-- THE TASK --
Go through the entries and transcribe each one exactly, dropping the pictures.

-- INFORMATION GIVEN --
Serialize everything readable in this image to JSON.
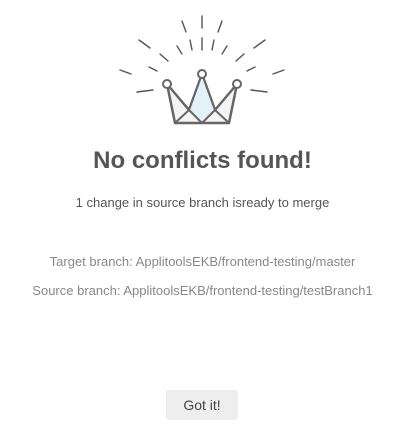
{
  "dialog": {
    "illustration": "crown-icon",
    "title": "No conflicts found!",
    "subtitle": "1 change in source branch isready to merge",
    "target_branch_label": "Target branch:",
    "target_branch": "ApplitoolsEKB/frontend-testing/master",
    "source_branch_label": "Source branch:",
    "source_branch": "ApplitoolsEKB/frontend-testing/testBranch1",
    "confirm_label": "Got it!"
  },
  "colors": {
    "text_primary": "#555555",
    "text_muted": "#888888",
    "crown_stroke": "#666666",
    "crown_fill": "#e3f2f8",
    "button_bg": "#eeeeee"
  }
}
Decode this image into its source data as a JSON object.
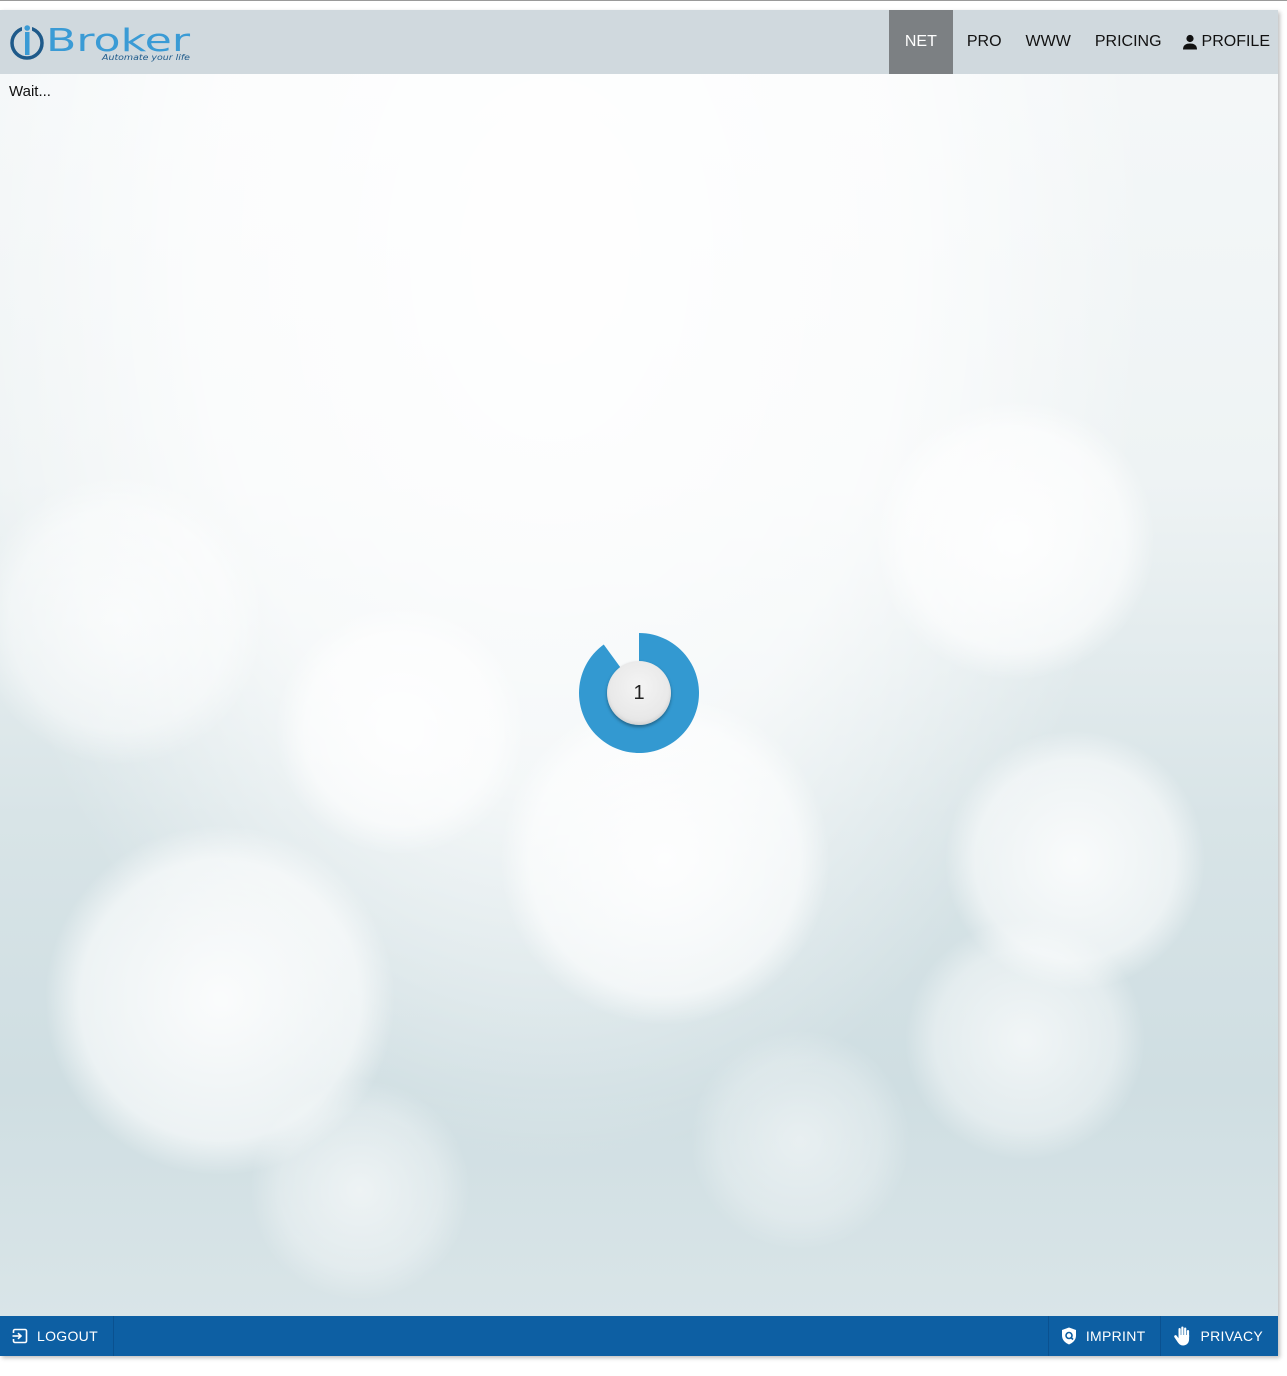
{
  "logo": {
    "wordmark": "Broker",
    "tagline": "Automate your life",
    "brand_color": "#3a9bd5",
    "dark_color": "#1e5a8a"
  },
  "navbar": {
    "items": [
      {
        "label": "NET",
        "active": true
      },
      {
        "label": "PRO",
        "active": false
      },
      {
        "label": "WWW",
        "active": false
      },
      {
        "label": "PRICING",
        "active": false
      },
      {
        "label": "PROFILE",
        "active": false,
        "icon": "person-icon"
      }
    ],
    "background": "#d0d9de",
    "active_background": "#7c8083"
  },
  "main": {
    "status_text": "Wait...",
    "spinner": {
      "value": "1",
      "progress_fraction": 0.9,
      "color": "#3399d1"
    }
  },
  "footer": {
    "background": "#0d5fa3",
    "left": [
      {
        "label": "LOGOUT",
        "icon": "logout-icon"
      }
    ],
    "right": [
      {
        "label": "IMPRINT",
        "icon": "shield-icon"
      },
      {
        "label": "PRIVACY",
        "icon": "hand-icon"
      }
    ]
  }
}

-- COMPLETE ANSWER --
Serialize everything readable in this image to JSON.
{
  "dialog": {
    "illustration": "crown-icon",
    "title": "No conflicts found!",
    "subtitle": "1 change in source branch isready to merge",
    "target_branch_label": "Target branch:",
    "target_branch": "ApplitoolsEKB/frontend-testing/master",
    "source_branch_label": "Source branch:",
    "source_branch": "ApplitoolsEKB/frontend-testing/testBranch1",
    "confirm_label": "Got it!"
  },
  "colors": {
    "text_primary": "#555555",
    "text_muted": "#888888",
    "crown_stroke": "#666666",
    "crown_fill": "#e3f2f8",
    "button_bg": "#eeeeee"
  }
}
Decode this image into its source data as a JSON object.
{
  "logo": {
    "wordmark": "Broker",
    "tagline": "Automate your life",
    "brand_color": "#3a9bd5",
    "dark_color": "#1e5a8a"
  },
  "navbar": {
    "items": [
      {
        "label": "NET",
        "active": true
      },
      {
        "label": "PRO",
        "active": false
      },
      {
        "label": "WWW",
        "active": false
      },
      {
        "label": "PRICING",
        "active": false
      },
      {
        "label": "PROFILE",
        "active": false,
        "icon": "person-icon"
      }
    ],
    "background": "#d0d9de",
    "active_background": "#7c8083"
  },
  "main": {
    "status_text": "Wait...",
    "spinner": {
      "value": "1",
      "progress_fraction": 0.9,
      "color": "#3399d1"
    }
  },
  "footer": {
    "background": "#0d5fa3",
    "left": [
      {
        "label": "LOGOUT",
        "icon": "logout-icon"
      }
    ],
    "right": [
      {
        "label": "IMPRINT",
        "icon": "shield-icon"
      },
      {
        "label": "PRIVACY",
        "icon": "hand-icon"
      }
    ]
  }
}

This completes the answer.